**EXERCISE OBJECTIVE**
In the items below, copy out word for word every line starting with the line that contains "clover-diamond-icon <box>224 16 272 64</box>" and going on through the line that contains "brand-name: Shishir Studio", with both of those lines included.

**EXERCISE DATA**

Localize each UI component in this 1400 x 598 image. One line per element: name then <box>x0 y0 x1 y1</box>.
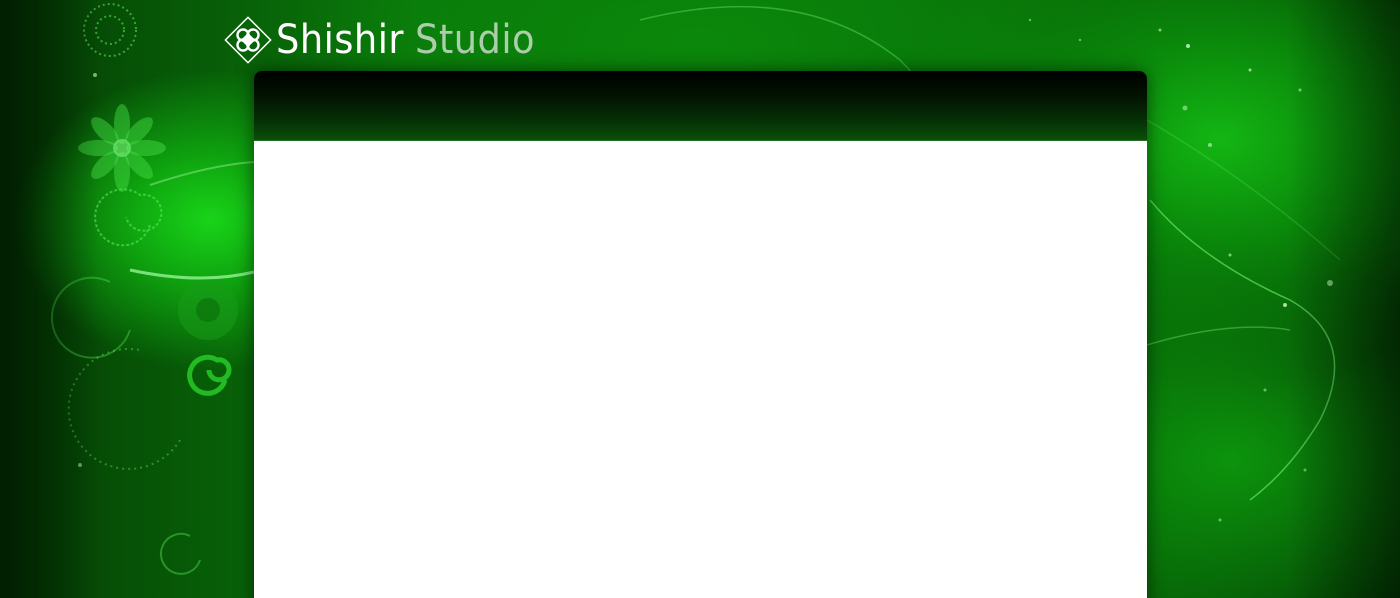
clover-diamond-icon <box>224 16 272 64</box>
page-background: Shishir Studio <box>0 0 1400 598</box>
content-panel <box>254 71 1147 598</box>
content-panel-body <box>254 141 1147 598</box>
brand-name-second: Studio <box>415 17 535 63</box>
brand-name-first: Shishir <box>276 17 404 63</box>
content-panel-header <box>254 71 1147 141</box>
site-logo[interactable]: Shishir Studio <box>222 12 558 68</box>
brand-name: Shishir Studio <box>276 14 535 66</box>
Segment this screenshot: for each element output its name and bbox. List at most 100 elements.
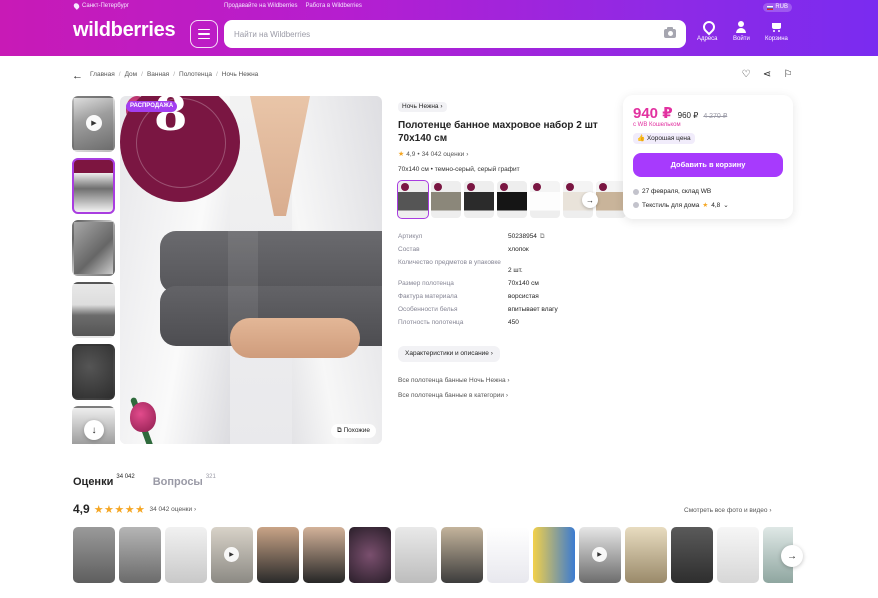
- color-variant[interactable]: [596, 181, 626, 218]
- store-icon: [633, 202, 639, 208]
- category-link[interactable]: Все полотенца банные в категории ›: [398, 392, 508, 399]
- review-photo[interactable]: [73, 527, 115, 583]
- nav-cart[interactable]: Корзина: [765, 21, 788, 42]
- spec-row: Особенности белья впитывает влагу: [398, 306, 598, 314]
- color-variant[interactable]: [431, 181, 461, 218]
- all-photos-link[interactable]: Смотреть все фото и видео ›: [684, 507, 772, 514]
- spec-row: Фактура материала ворсистая: [398, 293, 598, 301]
- category-label: Все полотенца банные в категории: [398, 392, 505, 399]
- review-photo[interactable]: [717, 527, 759, 583]
- breadcrumb-home-category[interactable]: Дом: [125, 71, 138, 78]
- report-icon[interactable]: ⚐: [782, 69, 794, 80]
- copy-icon[interactable]: ⧉: [540, 233, 545, 241]
- delivery-date: 27 февраля, склад WB: [642, 188, 712, 195]
- reviews-count: 34 042 оценки: [149, 505, 193, 513]
- color-variant[interactable]: [530, 181, 560, 218]
- good-price-badge: 👍 Хорошая цена: [633, 133, 695, 144]
- color-variant[interactable]: [464, 181, 494, 218]
- thumbnail-image[interactable]: [72, 158, 115, 214]
- seller-info[interactable]: Текстиль для дома ★ 4,8 ⌄: [633, 201, 729, 209]
- add-to-cart-button[interactable]: Добавить в корзину: [633, 153, 783, 177]
- review-photo[interactable]: [441, 527, 483, 583]
- color-variant[interactable]: [497, 181, 527, 218]
- breadcrumb-home[interactable]: Главная: [90, 71, 115, 78]
- review-photo[interactable]: [349, 527, 391, 583]
- work-at-wb-link[interactable]: Работа в Wildberries: [306, 3, 362, 9]
- tab-reviews-label: Оценки: [73, 476, 114, 488]
- star-icon: ★: [702, 202, 709, 209]
- main-product-image[interactable]: 8 РАСПРОДАЖА ⧉ Похожие: [120, 96, 382, 444]
- seller-name: Текстиль для дома: [642, 201, 700, 209]
- breadcrumb-brand[interactable]: Ночь Нежна: [222, 71, 259, 78]
- review-photo[interactable]: [165, 527, 207, 583]
- heart-icon[interactable]: ♡: [740, 69, 752, 80]
- brand-category-link[interactable]: Все полотенца банные Ночь Нежна ›: [398, 377, 510, 384]
- star-icon: ★: [398, 151, 405, 158]
- photos-next-arrow-icon[interactable]: →: [781, 545, 803, 567]
- tab-questions-label: Вопросы: [152, 476, 203, 488]
- brand-link[interactable]: Ночь Нежна ›: [398, 102, 447, 112]
- currency-selector[interactable]: RUB: [763, 3, 792, 12]
- review-photo[interactable]: [487, 527, 529, 583]
- thumbnail-image[interactable]: [72, 344, 115, 400]
- rating-count: 34 042 оценки: [421, 150, 465, 158]
- menu-icon-line: [198, 37, 210, 40]
- thumbnail-video[interactable]: ▶: [72, 96, 115, 152]
- menu-button[interactable]: [190, 20, 218, 48]
- tab-questions-count: 321: [205, 474, 216, 480]
- review-video[interactable]: ▶: [211, 527, 253, 583]
- review-photo[interactable]: [257, 527, 299, 583]
- camera-search-icon[interactable]: [664, 27, 676, 38]
- review-photo[interactable]: [395, 527, 437, 583]
- thumbnail-image[interactable]: [72, 282, 115, 338]
- review-photo[interactable]: [625, 527, 667, 583]
- nav-login-label: Войти: [733, 36, 750, 42]
- product-rating[interactable]: ★ 4,9 • 34 042 оценки ›: [398, 150, 598, 159]
- back-arrow-icon[interactable]: ←: [72, 70, 83, 82]
- reviews-summary: 4,9 ★★★★★ 34 042 оценки ›: [73, 502, 196, 516]
- variants-next-arrow-icon[interactable]: →: [582, 192, 598, 208]
- similar-button[interactable]: ⧉ Похожие: [331, 424, 376, 438]
- search-input[interactable]: [224, 20, 624, 48]
- review-video[interactable]: ▶: [579, 527, 621, 583]
- nav-login[interactable]: Войти: [733, 21, 750, 42]
- price-card: 940 ₽ 960 ₽ 4 270 ₽ с WB Кошельком 👍 Хор…: [623, 95, 793, 219]
- reviews-tabs: Оценки 34 042 Вопросы 321: [73, 474, 216, 488]
- review-photo[interactable]: [671, 527, 713, 583]
- sale-badge: РАСПРОДАЖА: [126, 101, 178, 112]
- address-icon: [701, 21, 713, 33]
- characteristics-button[interactable]: Характеристики и описание ›: [398, 346, 500, 362]
- breadcrumb-separator: /: [141, 71, 143, 78]
- russia-flag-icon: [767, 5, 774, 10]
- tab-reviews[interactable]: Оценки 34 042: [73, 474, 135, 488]
- tab-reviews-count: 34 042: [116, 474, 135, 480]
- old-price: 4 270 ₽: [703, 113, 728, 120]
- review-photo[interactable]: [303, 527, 345, 583]
- sell-on-wb-link[interactable]: Продавайте на Wildberries: [224, 3, 298, 9]
- chevron-right-icon: ›: [466, 150, 469, 158]
- nav-addresses[interactable]: Адреса: [697, 21, 718, 42]
- wallet-note[interactable]: с WB Кошельком: [633, 122, 681, 128]
- review-photo[interactable]: [533, 527, 575, 583]
- delivery-icon: [633, 188, 639, 195]
- search-bar: [224, 20, 686, 48]
- breadcrumb-bathroom[interactable]: Ванная: [147, 71, 169, 78]
- thumbnail-image[interactable]: [72, 220, 115, 276]
- tab-questions[interactable]: Вопросы 321: [152, 474, 216, 488]
- brand-name: Ночь Нежна: [402, 103, 439, 110]
- spec-value: ворсистая: [508, 293, 539, 300]
- spec-label: Размер полотенца: [398, 280, 454, 287]
- share-icon[interactable]: ⋖: [761, 69, 773, 80]
- thumbnails-scroll-down-icon[interactable]: ↓: [84, 420, 104, 440]
- color-variant[interactable]: [397, 180, 429, 219]
- location-pin-icon: [72, 2, 81, 10]
- city-selector[interactable]: Санкт-Петербург: [72, 2, 129, 10]
- wildberries-logo[interactable]: wildberries: [73, 19, 176, 42]
- review-photo[interactable]: [119, 527, 161, 583]
- reviews-count-link[interactable]: 34 042 оценки ›: [150, 506, 197, 513]
- breadcrumb-towels[interactable]: Полотенца: [179, 71, 212, 78]
- product-title: Полотенце банное махровое набор 2 шт 70х…: [398, 120, 598, 144]
- brand-category-label: Все полотенца банные Ночь Нежна: [398, 377, 506, 384]
- spec-label: Состав: [398, 246, 420, 253]
- top-bar: Санкт-Петербург Продавайте на Wildberrie…: [72, 2, 792, 13]
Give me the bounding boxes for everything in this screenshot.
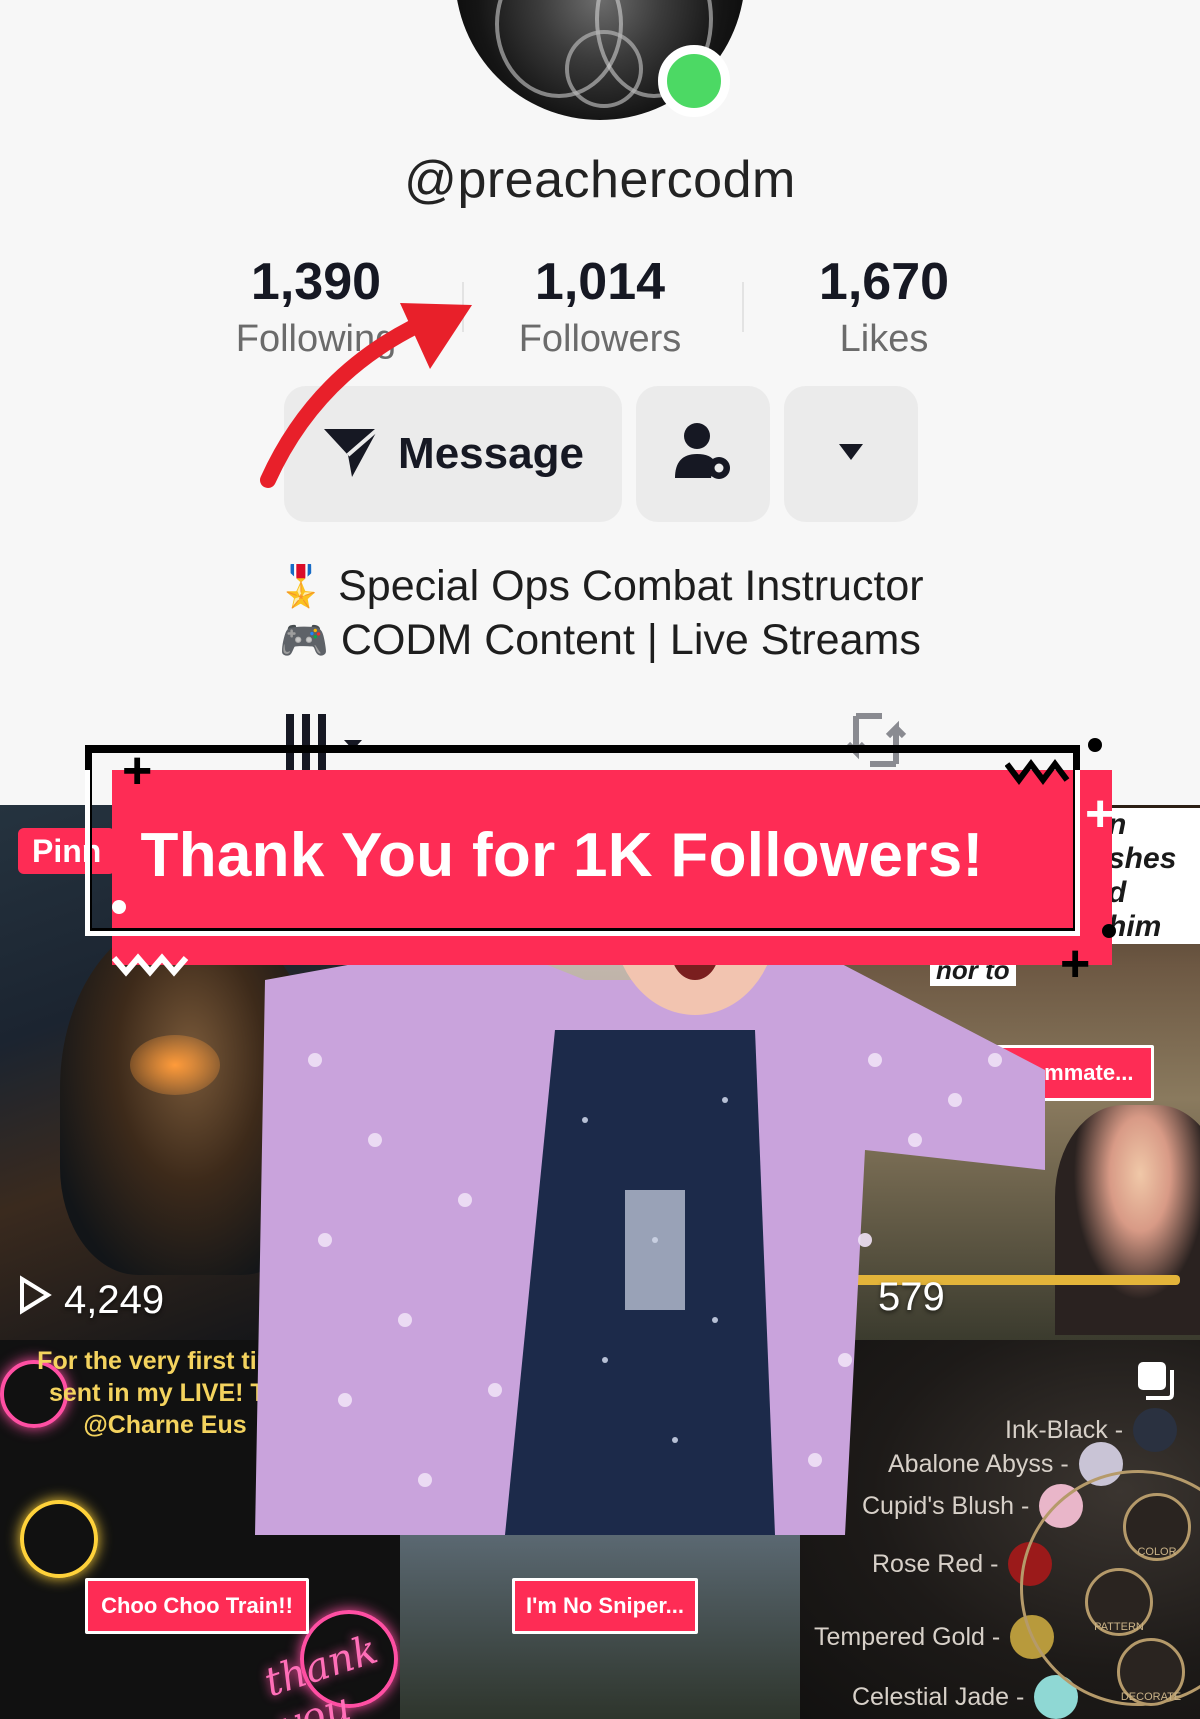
bio-line-2-text: CODM Content | Live Streams — [340, 616, 921, 664]
view-count-value: 4,249 — [64, 1277, 165, 1322]
tile-3-caption: n shes d him — [1108, 808, 1200, 944]
friend-settings-button[interactable] — [636, 386, 770, 522]
banner-title: Thank You for 1K Followers! — [140, 820, 984, 890]
color-swatch — [1133, 1408, 1178, 1452]
caption-line: n — [1108, 808, 1127, 841]
bio-line-1: 🎖️ Special Ops Combat Instructor — [0, 559, 1200, 614]
play-icon — [18, 1275, 52, 1325]
wheel-label: PATTERN — [1094, 1621, 1144, 1633]
video-view-count: 4,249 — [18, 1275, 164, 1325]
tile-4-title-tag: Choo Choo Train!! — [85, 1578, 309, 1634]
gamepad-icon: 🎮 — [279, 619, 329, 663]
stat-likes-value: 1,670 — [818, 253, 950, 311]
bio-line-1-text: Special Ops Combat Instructor — [338, 562, 924, 610]
color-option: Tempered Gold - — [814, 1615, 1055, 1659]
caret-down-icon — [837, 442, 865, 467]
tile-thumbnail-glow — [130, 1035, 220, 1095]
stat-followers-label: Followers — [518, 318, 682, 360]
bio-line-2: 🎮 CODM Content | Live Streams — [0, 613, 1200, 668]
zigzag-decoration — [112, 953, 189, 977]
medal-icon: 🎖️ — [276, 565, 327, 609]
stat-followers[interactable]: 1,014 Followers — [480, 252, 720, 366]
red-arrow-annotation — [260, 303, 472, 488]
wheel-label: COLOR — [1137, 1546, 1177, 1558]
overlay-person — [255, 940, 1045, 1535]
plus-decoration: + — [122, 742, 153, 800]
caption-line: him — [1108, 910, 1162, 943]
wheel-decorate-button: DECORATE — [1117, 1638, 1185, 1706]
dot-decoration — [112, 900, 126, 914]
add-friend-settings-icon — [671, 420, 735, 489]
stat-likes-label: Likes — [839, 318, 929, 360]
wheel-label: DECORATE — [1120, 1691, 1182, 1703]
tile-5-title-tag: I'm No Sniper... — [512, 1578, 698, 1634]
color-option-label: Rose Red - — [872, 1549, 999, 1578]
copy-icon — [1134, 1358, 1180, 1409]
profile-username: @preachercodm — [404, 151, 796, 209]
stat-divider — [742, 282, 744, 332]
avatar-skull — [565, 30, 643, 108]
color-option-label: Tempered Gold - — [814, 1622, 1001, 1651]
caption-line: d — [1108, 876, 1127, 909]
plus-decoration: + — [1060, 935, 1091, 993]
color-option-label: Celestial Jade - — [852, 1682, 1025, 1711]
neon-decoration — [20, 1500, 98, 1578]
wheel-color-button: COLOR — [1123, 1493, 1191, 1561]
online-status-dot — [658, 45, 730, 117]
more-options-button[interactable] — [784, 386, 918, 522]
stat-followers-value: 1,014 — [534, 253, 666, 311]
plus-decoration: + — [1085, 785, 1116, 843]
dot-decoration — [1088, 738, 1102, 752]
wheel-pattern-button: PATTERN — [1085, 1568, 1153, 1636]
color-option: Celestial Jade - — [852, 1675, 1079, 1719]
caption-line: shes — [1108, 842, 1177, 875]
zigzag-decoration — [1005, 759, 1070, 785]
dot-decoration — [1102, 924, 1116, 938]
stat-likes[interactable]: 1,670 Likes — [764, 252, 1004, 366]
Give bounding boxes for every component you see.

**SOLUTION FOR THIS TASK**
clover-diamond-icon <box>224 16 272 64</box>
page-background: Shishir Studio <box>0 0 1400 598</box>
content-panel <box>254 71 1147 598</box>
content-panel-body <box>254 141 1147 598</box>
brand-name-second: Studio <box>415 17 535 63</box>
brand-name-first: Shishir <box>276 17 404 63</box>
content-panel-header <box>254 71 1147 141</box>
site-logo[interactable]: Shishir Studio <box>222 12 558 68</box>
brand-name: Shishir Studio <box>276 14 535 66</box>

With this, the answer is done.